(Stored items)
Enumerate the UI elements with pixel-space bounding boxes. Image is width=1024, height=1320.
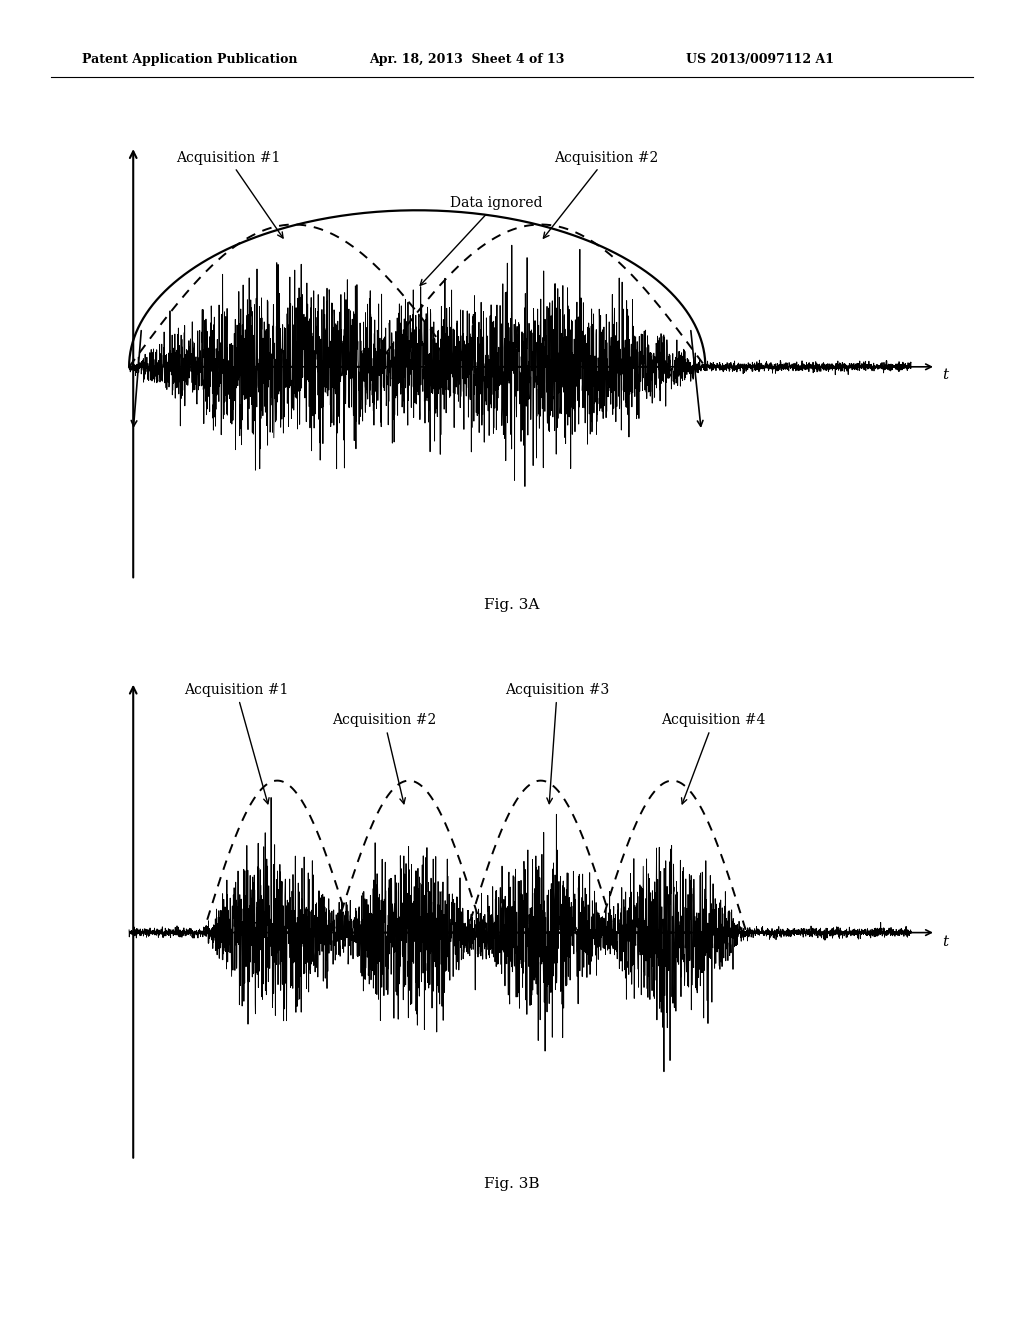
Text: Acquisition #1: Acquisition #1 — [184, 682, 289, 804]
Text: Acquisition #2: Acquisition #2 — [332, 713, 436, 804]
Text: Acquisition #3: Acquisition #3 — [505, 682, 609, 804]
Text: Fig. 3A: Fig. 3A — [484, 598, 540, 612]
Text: Apr. 18, 2013  Sheet 4 of 13: Apr. 18, 2013 Sheet 4 of 13 — [369, 53, 564, 66]
Text: t: t — [942, 935, 948, 949]
Text: US 2013/0097112 A1: US 2013/0097112 A1 — [686, 53, 835, 66]
Text: Fig. 3B: Fig. 3B — [484, 1177, 540, 1192]
Text: Acquisition #2: Acquisition #2 — [544, 150, 658, 238]
Text: t: t — [942, 368, 948, 383]
Text: Patent Application Publication: Patent Application Publication — [82, 53, 297, 66]
Text: Acquisition #1: Acquisition #1 — [176, 150, 283, 238]
Text: Acquisition #4: Acquisition #4 — [662, 713, 766, 804]
Text: Data ignored: Data ignored — [420, 197, 543, 285]
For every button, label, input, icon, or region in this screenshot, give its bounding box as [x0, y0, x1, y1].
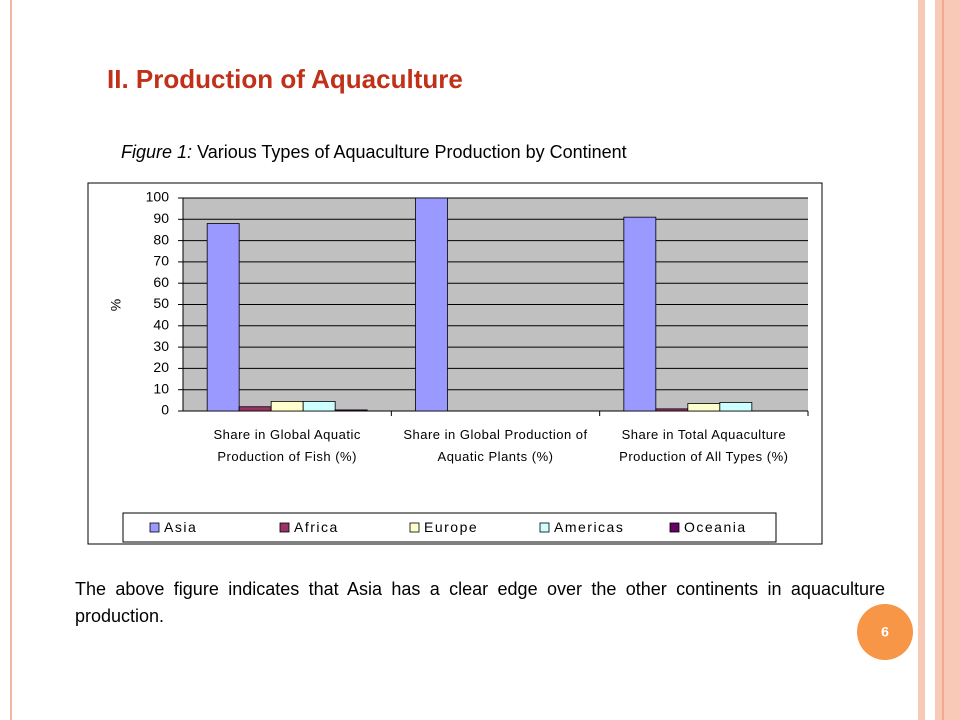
bar — [238, 406, 272, 412]
bar — [655, 408, 689, 412]
bar — [206, 223, 240, 412]
legend-label: Americas — [554, 519, 624, 535]
left-stripe — [10, 0, 12, 720]
y-tick-label: 60 — [153, 274, 169, 290]
bar — [687, 403, 721, 412]
y-axis-label: % — [108, 299, 124, 311]
slide-title: II. Production of Aquaculture — [107, 64, 463, 94]
bar — [334, 409, 368, 412]
bar — [302, 401, 336, 412]
y-tick-label: 30 — [153, 338, 169, 354]
bar — [623, 216, 657, 412]
legend-label: Oceania — [684, 519, 747, 535]
y-tick-label: 90 — [153, 210, 169, 226]
legend-swatch — [539, 522, 550, 533]
legend-swatch — [149, 522, 160, 533]
bar — [415, 197, 448, 412]
bar — [719, 402, 753, 412]
y-tick-label: 100 — [146, 189, 170, 205]
legend-label: Asia — [164, 519, 197, 535]
legend-swatch — [279, 522, 290, 533]
figure-caption: Figure 1: Various Types of Aquaculture P… — [121, 142, 627, 163]
bar — [270, 401, 304, 412]
y-tick-label: 0 — [161, 402, 169, 418]
legend-swatch — [409, 522, 420, 533]
y-tick-label: 10 — [153, 380, 169, 396]
y-tick-label: 50 — [153, 295, 169, 311]
legend-label: Africa — [294, 519, 339, 535]
y-tick-label: 40 — [153, 317, 169, 333]
caption-label: Figure 1: — [121, 142, 193, 162]
legend-swatch — [669, 522, 680, 533]
y-tick-label: 20 — [153, 359, 169, 375]
legend — [122, 512, 777, 543]
page-badge — [857, 604, 913, 660]
y-tick-label: 70 — [153, 253, 169, 269]
paragraph: The above figure indicates that Asia has… — [75, 579, 885, 626]
caption-text: Various Types of Aquaculture Production … — [197, 142, 627, 162]
x-tick-label: Share in Global Production of Aquatic Pl… — [403, 427, 588, 464]
y-tick-label: 80 — [153, 231, 169, 247]
x-tick-label: Share in Global Aquatic Production of Fi… — [213, 427, 361, 464]
right-stripe — [918, 0, 925, 720]
legend-label: Europe — [424, 519, 478, 535]
page-number: 6 — [881, 624, 889, 640]
right-stripe — [942, 0, 944, 720]
x-tick-label: Share in Total Aquaculture Production of… — [619, 427, 789, 464]
right-stripe — [935, 0, 960, 720]
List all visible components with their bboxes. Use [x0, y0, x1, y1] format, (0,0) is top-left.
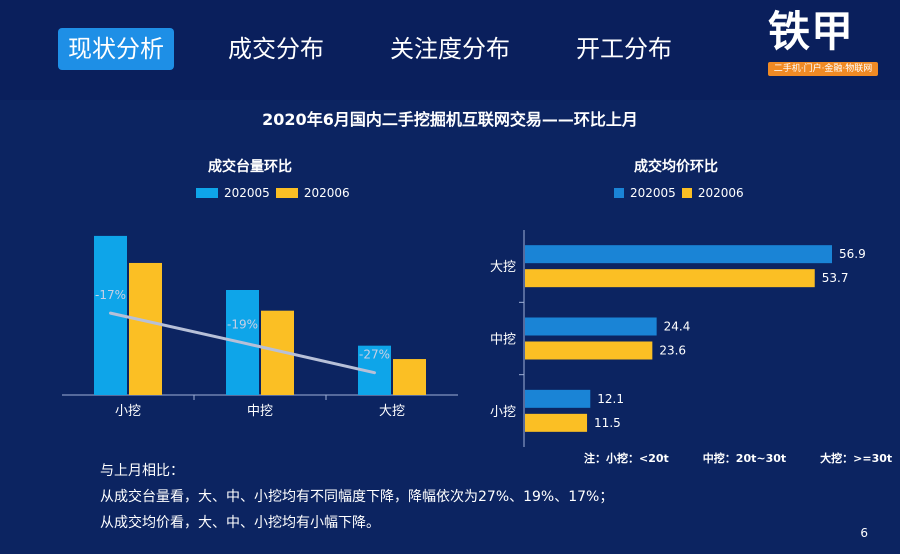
right-chart-title: 成交均价环比: [634, 159, 718, 175]
legend-swatch-series2: [681, 188, 692, 198]
summary-text: 与上月相比： 从成交台量看，大、中、小挖均有不同幅度下降，降幅依次为27%、19…: [100, 458, 613, 536]
legend-swatch-series1: [614, 188, 624, 198]
page-subtitle: 2020年6月国内二手挖掘机互联网交易——环比上月: [262, 110, 638, 129]
logo-tagline: 二手机·门户·金融·物联网: [768, 62, 878, 76]
data-label: 56.9: [839, 247, 866, 261]
data-label: 53.7: [822, 271, 849, 285]
legend-label-series1: 202005: [224, 186, 270, 200]
legend-label-series2: 202006: [697, 186, 744, 200]
note-small: 注：小挖：<20t: [584, 452, 669, 465]
hbar-202006-2: [525, 413, 588, 432]
legend-label-series2: 202006: [303, 186, 350, 200]
legend-swatch-series1: [196, 188, 218, 198]
note-medium: 中挖：20t~30t: [702, 452, 787, 465]
left-chart-legend: 202005 202006: [196, 186, 350, 200]
y-tick-label: 大挖: [490, 260, 516, 275]
x-tick-label: 中挖: [247, 404, 273, 419]
x-tick-label: 小挖: [115, 404, 141, 419]
change-rate-label: -27%: [359, 348, 390, 362]
hbar-202006-0: [525, 269, 815, 288]
top-nav-bar: 现状分析 成交分布 关注度分布 开工分布 铁甲 二手机·门户·金融·物联网: [0, 0, 900, 100]
y-tick-label: 小挖: [490, 405, 516, 420]
tab-attention-distribution[interactable]: 关注度分布: [390, 35, 510, 63]
legend-swatch-series2: [275, 188, 298, 198]
legend-label-series1: 202005: [630, 186, 676, 200]
left-chart-title: 成交台量环比: [208, 159, 292, 175]
brand-logo: 铁甲 二手机·门户·金融·物联网: [768, 6, 878, 76]
data-label: 12.1: [597, 392, 624, 406]
summary-line-2: 从成交台量看，大、中、小挖均有不同幅度下降，降幅依次为27%、19%、17%；: [100, 489, 614, 505]
data-label: 24.4: [664, 320, 691, 334]
change-rate-label: -17%: [95, 288, 126, 302]
hbar-202006-1: [525, 341, 653, 360]
right-chart-legend: 202005 202006: [614, 186, 744, 200]
data-label: 11.5: [594, 416, 621, 430]
data-label: 23.6: [659, 344, 686, 358]
note-large: 大挖：>=30t: [820, 452, 893, 465]
hbar-202005-2: [525, 389, 591, 408]
summary-line-3: 从成交均价看，大、中、小挖均有小幅下降。: [100, 515, 380, 531]
hbar-202005-0: [525, 245, 832, 264]
tab-operation-distribution[interactable]: 开工分布: [576, 35, 672, 63]
hbar-202005-1: [525, 317, 657, 336]
tab-deal-distribution[interactable]: 成交分布: [228, 35, 324, 63]
bar-202006-2: [393, 359, 426, 395]
change-rate-line: [109, 311, 376, 375]
bar-202006-0: [129, 262, 162, 395]
change-rate-label: -19%: [227, 318, 258, 332]
y-tick-label: 中挖: [490, 333, 516, 348]
summary-line-1: 与上月相比：: [100, 463, 184, 479]
size-note: 注：小挖：<20t 中挖：20t~30t 大挖：>=30t: [584, 450, 892, 466]
x-tick-label: 大挖: [379, 404, 405, 419]
tab-status-analysis[interactable]: 现状分析: [58, 28, 174, 70]
page-number: 6: [860, 526, 868, 540]
logo-text: 铁甲: [768, 7, 855, 56]
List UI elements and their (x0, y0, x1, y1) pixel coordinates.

_Given task_
Reproduce all the items above with every "Acquisition" switched to "Capture" and everything else unchanged. Leave the pictures out of your answer.

_Solution_
Enumerate the UI elements with pixel-space bounding boxes. Image is width=1024, height=1320.
Text: Capture #1: Capture #1 — [184, 682, 289, 804]
Text: Capture #2: Capture #2 — [332, 713, 436, 804]
Text: Capture #3: Capture #3 — [505, 682, 609, 804]
Text: Fig. 3A: Fig. 3A — [484, 598, 540, 612]
Text: Apr. 18, 2013  Sheet 4 of 13: Apr. 18, 2013 Sheet 4 of 13 — [369, 53, 564, 66]
Text: t: t — [942, 935, 948, 949]
Text: US 2013/0097112 A1: US 2013/0097112 A1 — [686, 53, 835, 66]
Text: Fig. 3B: Fig. 3B — [484, 1177, 540, 1192]
Text: Capture #2: Capture #2 — [544, 150, 658, 238]
Text: t: t — [942, 368, 948, 383]
Text: Patent Application Publication: Patent Application Publication — [82, 53, 297, 66]
Text: Capture #1: Capture #1 — [176, 150, 283, 238]
Text: Capture #4: Capture #4 — [662, 713, 766, 804]
Text: Data ignored: Data ignored — [420, 197, 543, 285]
For every button, label, input, icon, or region in this screenshot, give its bounding box as [x0, y0, x1, y1].
bar — [238, 406, 272, 412]
bar — [655, 408, 689, 412]
bar — [206, 223, 240, 412]
legend-label: Americas — [554, 519, 624, 535]
left-stripe — [10, 0, 12, 720]
y-tick-label: 60 — [153, 274, 169, 290]
bar — [687, 403, 721, 412]
y-axis-label: % — [108, 299, 124, 311]
slide-title: II. Production of Aquaculture — [107, 64, 463, 94]
bar — [334, 409, 368, 412]
bar — [302, 401, 336, 412]
y-tick-label: 30 — [153, 338, 169, 354]
bar — [623, 216, 657, 412]
legend-label: Oceania — [684, 519, 747, 535]
y-tick-label: 90 — [153, 210, 169, 226]
legend-swatch — [539, 522, 550, 533]
legend-swatch — [149, 522, 160, 533]
bar — [415, 197, 448, 412]
bar — [719, 402, 753, 412]
y-tick-label: 100 — [146, 189, 170, 205]
legend-label: Asia — [164, 519, 197, 535]
legend-swatch — [279, 522, 290, 533]
figure-caption: Figure 1: Various Types of Aquaculture P… — [121, 142, 627, 163]
bar — [270, 401, 304, 412]
y-tick-label: 0 — [161, 402, 169, 418]
legend-swatch — [409, 522, 420, 533]
y-tick-label: 10 — [153, 380, 169, 396]
y-tick-label: 50 — [153, 295, 169, 311]
legend-label: Africa — [294, 519, 339, 535]
y-tick-label: 40 — [153, 317, 169, 333]
caption-label: Figure 1: — [121, 142, 193, 162]
legend-swatch — [669, 522, 680, 533]
y-tick-label: 20 — [153, 359, 169, 375]
legend — [122, 512, 777, 543]
page-badge — [857, 604, 913, 660]
y-tick-label: 70 — [153, 253, 169, 269]
paragraph: The above figure indicates that Asia has… — [75, 579, 885, 626]
caption-text: Various Types of Aquaculture Production … — [197, 142, 627, 162]
x-tick-label: Share in Global Production of Aquatic Pl… — [403, 427, 588, 464]
y-tick-label: 80 — [153, 231, 169, 247]
x-tick-label: Share in Global Aquatic Production of Fi… — [213, 427, 361, 464]
right-stripe — [918, 0, 925, 720]
legend-label: Europe — [424, 519, 478, 535]
page-number: 6 — [881, 624, 889, 640]
right-stripe — [942, 0, 944, 720]
x-tick-label: Share in Total Aquaculture Production of… — [619, 427, 789, 464]
right-stripe — [935, 0, 960, 720]
List all visible components with their bboxes. Use [x0, y0, x1, y1] format, (0,0) is top-left.
right-chart-title: 成交均价环比: [634, 159, 718, 175]
legend-swatch-series2: [681, 188, 692, 198]
summary-text: 与上月相比： 从成交台量看，大、中、小挖均有不同幅度下降，降幅依次为27%、19…: [100, 458, 613, 536]
legend-swatch-series1: [614, 188, 624, 198]
page-subtitle: 2020年6月国内二手挖掘机互联网交易——环比上月: [262, 110, 638, 129]
logo-tagline: 二手机·门户·金融·物联网: [768, 62, 878, 76]
data-label: 56.9: [839, 247, 866, 261]
data-label: 53.7: [822, 271, 849, 285]
legend-label-series1: 202005: [224, 186, 270, 200]
legend-label-series2: 202006: [697, 186, 744, 200]
note-small: 注：小挖：<20t: [584, 452, 669, 465]
hbar-202006-2: [525, 413, 588, 432]
legend-label-series2: 202006: [303, 186, 350, 200]
legend-swatch-series1: [196, 188, 218, 198]
note-medium: 中挖：20t~30t: [702, 452, 787, 465]
left-chart-legend: 202005 202006: [196, 186, 350, 200]
y-tick-label: 大挖: [490, 260, 516, 275]
x-tick-label: 中挖: [247, 404, 273, 419]
x-tick-label: 小挖: [115, 404, 141, 419]
change-rate-label: -27%: [359, 348, 390, 362]
hbar-202006-0: [525, 269, 815, 288]
top-nav-bar: 现状分析 成交分布 关注度分布 开工分布 铁甲 二手机·门户·金融·物联网: [0, 0, 900, 100]
y-tick-label: 小挖: [490, 405, 516, 420]
tab-attention-distribution[interactable]: 关注度分布: [390, 35, 510, 63]
legend-swatch-series2: [275, 188, 298, 198]
legend-label-series1: 202005: [630, 186, 676, 200]
left-chart-title: 成交台量环比: [208, 159, 292, 175]
brand-logo: 铁甲 二手机·门户·金融·物联网: [768, 6, 878, 76]
data-label: 12.1: [597, 392, 624, 406]
summary-line-2: 从成交台量看，大、中、小挖均有不同幅度下降，降幅依次为27%、19%、17%；: [100, 489, 614, 505]
data-label: 24.4: [664, 320, 691, 334]
change-rate-label: -17%: [95, 288, 126, 302]
hbar-202006-1: [525, 341, 653, 360]
right-chart-legend: 202005 202006: [614, 186, 744, 200]
data-label: 11.5: [594, 416, 621, 430]
data-label: 23.6: [659, 344, 686, 358]
note-large: 大挖：>=30t: [820, 452, 893, 465]
hbar-202005-2: [525, 389, 591, 408]
summary-line-3: 从成交均价看，大、中、小挖均有小幅下降。: [100, 515, 380, 531]
hbar-202005-0: [525, 245, 832, 264]
tab-operation-distribution[interactable]: 开工分布: [576, 35, 672, 63]
hbar-202005-1: [525, 317, 657, 336]
tab-deal-distribution[interactable]: 成交分布: [228, 35, 324, 63]
bar-202006-2: [393, 359, 426, 395]
change-rate-line: [109, 311, 376, 375]
bar-202006-0: [129, 262, 162, 395]
change-rate-label: -19%: [227, 318, 258, 332]
y-tick-label: 中挖: [490, 333, 516, 348]
summary-line-1: 与上月相比：: [100, 463, 184, 479]
size-note: 注：小挖：<20t 中挖：20t~30t 大挖：>=30t: [584, 450, 892, 466]
x-tick-label: 大挖: [379, 404, 405, 419]
tab-status-analysis[interactable]: 现状分析: [58, 28, 174, 70]
page-number: 6: [860, 526, 868, 540]
logo-text: 铁甲: [768, 7, 855, 56]
List UI elements and their (x0, y0, x1, y1) pixel coordinates.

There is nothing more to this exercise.